- INSTRUCTIONS FOR THE TASK:
Out of the lines in this data, how many include "called"? Give the number and nothing else.

[Collection entries]
---

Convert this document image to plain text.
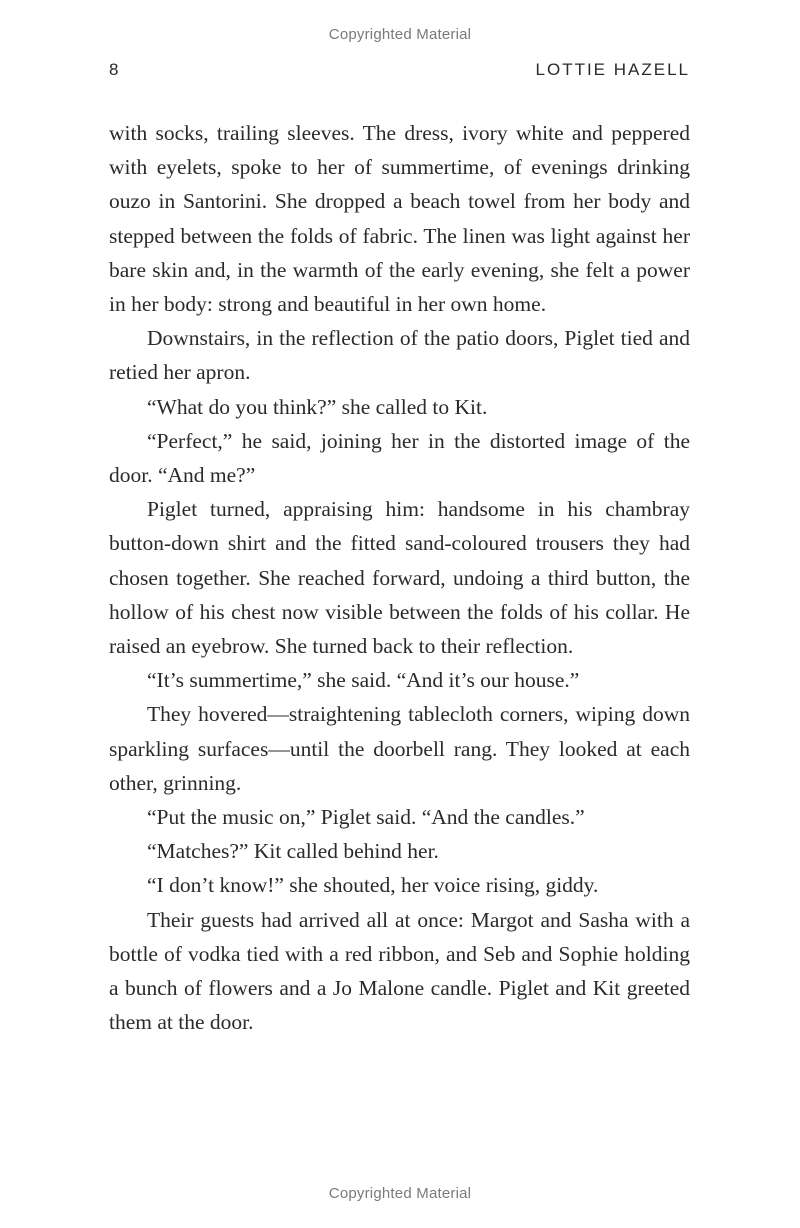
Copyrighted Material
8	LOTTIE HAZELL

with socks, trailing sleeves. The dress, ivory white and peppered with eyelets, spoke to her of summertime, of evenings drinking ouzo in Santorini. She dropped a beach towel from her body and stepped between the folds of fabric. The linen was light against her bare skin and, in the warmth of the early evening, she felt a power in her body: strong and beautiful in her own home.

Downstairs, in the reflection of the patio doors, Piglet tied and retied her apron.

“What do you think?” she called to Kit.

“Perfect,” he said, joining her in the distorted image of the door. “And me?”

Piglet turned, appraising him: handsome in his chambray button-down shirt and the fitted sand-coloured trousers they had chosen together. She reached forward, undoing a third button, the hollow of his chest now visible between the folds of his collar. He raised an eyebrow. She turned back to their reflection.

“It’s summertime,” she said. “And it’s our house.”

They hovered—straightening tablecloth corners, wiping down sparkling surfaces—until the doorbell rang. They looked at each other, grinning.

“Put the music on,” Piglet said. “And the candles.”

“Matches?” Kit called behind her.

“I don’t know!” she shouted, her voice rising, giddy.

Their guests had arrived all at once: Margot and Sasha with a bottle of vodka tied with a red ribbon, and Seb and Sophie holding a bunch of flowers and a Jo Malone candle. Piglet and Kit greeted them at the door.

Copyrighted Material
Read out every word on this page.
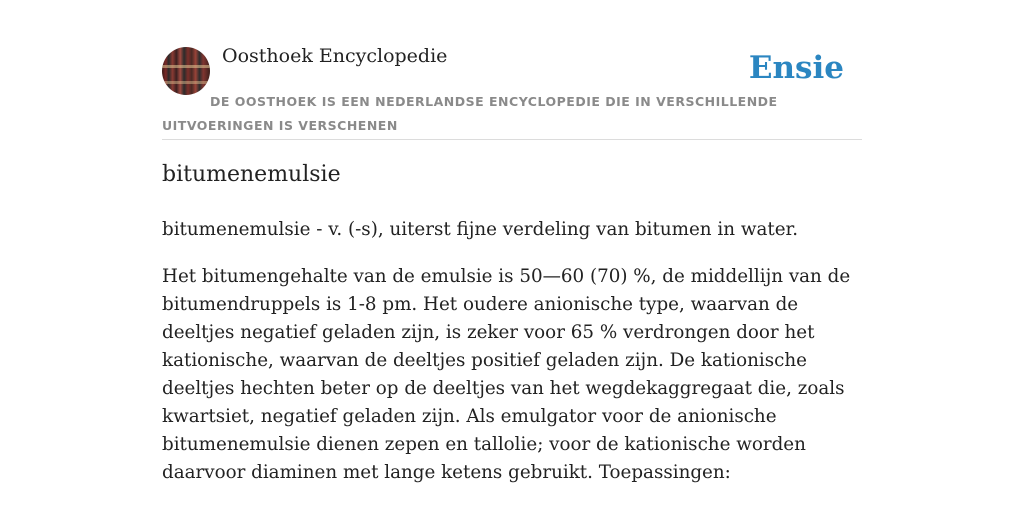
Oosthoek Encyclopedie	Ensie

DE OOSTHOEK IS EEN NEDERLANDSE ENCYCLOPEDIE DIE IN VERSCHILLENDE UITVOERINGEN IS VERSCHENEN

bitumenemulsie

bitumenemulsie - v. (-s), uiterst fijne verdeling van bitumen in water.

Het bitumengehalte van de emulsie is 50—60 (70) %, de middellijn van de bitumendruppels is 1-8 pm. Het oudere anionische type, waarvan de deeltjes negatief geladen zijn, is zeker voor 65 % verdrongen door het kationische, waarvan de deeltjes positief geladen zijn. De kationische deeltjes hechten beter op de deeltjes van het wegdekaggregaat die, zoals kwartsiet, negatief geladen zijn. Als emulgator voor de anionische bitumenemulsie dienen zepen en tallolie; voor de kationische worden daarvoor diaminen met lange ketens gebruikt. Toepassingen:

---

- SOLUTION TO THE EXERCISE:
2